● **Stated exercise**
Please format every one of the rows below as a JSON list of strings, with one string per line. Omit blank lines and pictures.

>> Begin Provided data

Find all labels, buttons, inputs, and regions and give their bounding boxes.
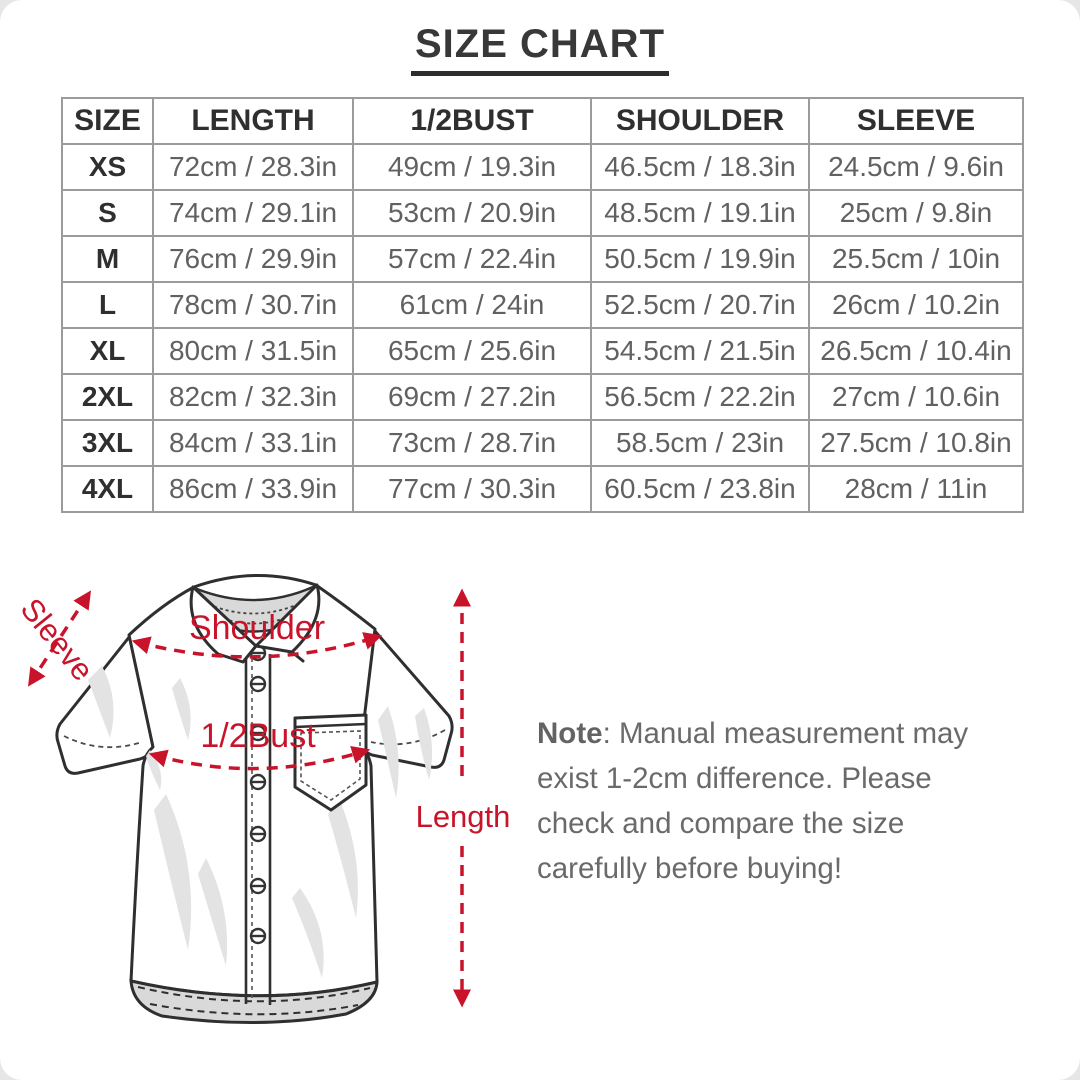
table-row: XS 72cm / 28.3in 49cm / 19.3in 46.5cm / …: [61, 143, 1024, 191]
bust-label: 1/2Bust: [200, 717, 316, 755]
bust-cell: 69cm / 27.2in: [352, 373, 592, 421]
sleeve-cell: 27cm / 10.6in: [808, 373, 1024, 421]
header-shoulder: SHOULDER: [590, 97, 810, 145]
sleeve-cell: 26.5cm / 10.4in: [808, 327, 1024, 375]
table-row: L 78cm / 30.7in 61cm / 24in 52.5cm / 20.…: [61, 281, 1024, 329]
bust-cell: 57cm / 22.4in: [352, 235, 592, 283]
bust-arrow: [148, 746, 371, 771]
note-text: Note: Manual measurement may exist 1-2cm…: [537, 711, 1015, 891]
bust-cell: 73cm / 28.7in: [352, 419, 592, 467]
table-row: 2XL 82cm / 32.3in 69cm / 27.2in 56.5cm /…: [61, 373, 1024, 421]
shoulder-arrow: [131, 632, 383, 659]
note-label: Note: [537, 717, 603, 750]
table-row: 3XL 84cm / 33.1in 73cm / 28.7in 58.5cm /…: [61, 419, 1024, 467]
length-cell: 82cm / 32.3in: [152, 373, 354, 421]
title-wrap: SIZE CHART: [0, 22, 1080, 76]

>> End Provided data

● **Solution to the problem**
[
  "Find all labels, buttons, inputs, and regions and give their bounding boxes.",
  "table-row: XS 72cm / 28.3in 49cm / 19.3in 46.5cm / …: [61, 143, 1024, 191]",
  "bust-label: 1/2Bust: [200, 717, 316, 755]",
  "bust-cell: 69cm / 27.2in: [352, 373, 592, 421]",
  "sleeve-cell: 27cm / 10.6in: [808, 373, 1024, 421]",
  "header-shoulder: SHOULDER: [590, 97, 810, 145]",
  "sleeve-cell: 26.5cm / 10.4in: [808, 327, 1024, 375]",
  "table-row: L 78cm / 30.7in 61cm / 24in 52.5cm / 20.…: [61, 281, 1024, 329]",
  "bust-cell: 57cm / 22.4in: [352, 235, 592, 283]",
  "bust-arrow: [148, 746, 371, 771]",
  "note-text: Note: Manual measurement may exist 1-2cm…: [537, 711, 1015, 891]",
  "bust-cell: 73cm / 28.7in: [352, 419, 592, 467]",
  "table-row: 2XL 82cm / 32.3in 69cm / 27.2in 56.5cm /…: [61, 373, 1024, 421]",
  "shoulder-arrow: [131, 632, 383, 659]",
  "note-label: Note: [537, 717, 603, 750]",
  "table-row: 3XL 84cm / 33.1in 73cm / 28.7in 58.5cm /…: [61, 419, 1024, 467]",
  "length-cell: 82cm / 32.3in: [152, 373, 354, 421]",
  "title-wrap: SIZE CHART: [0, 22, 1080, 76]"
]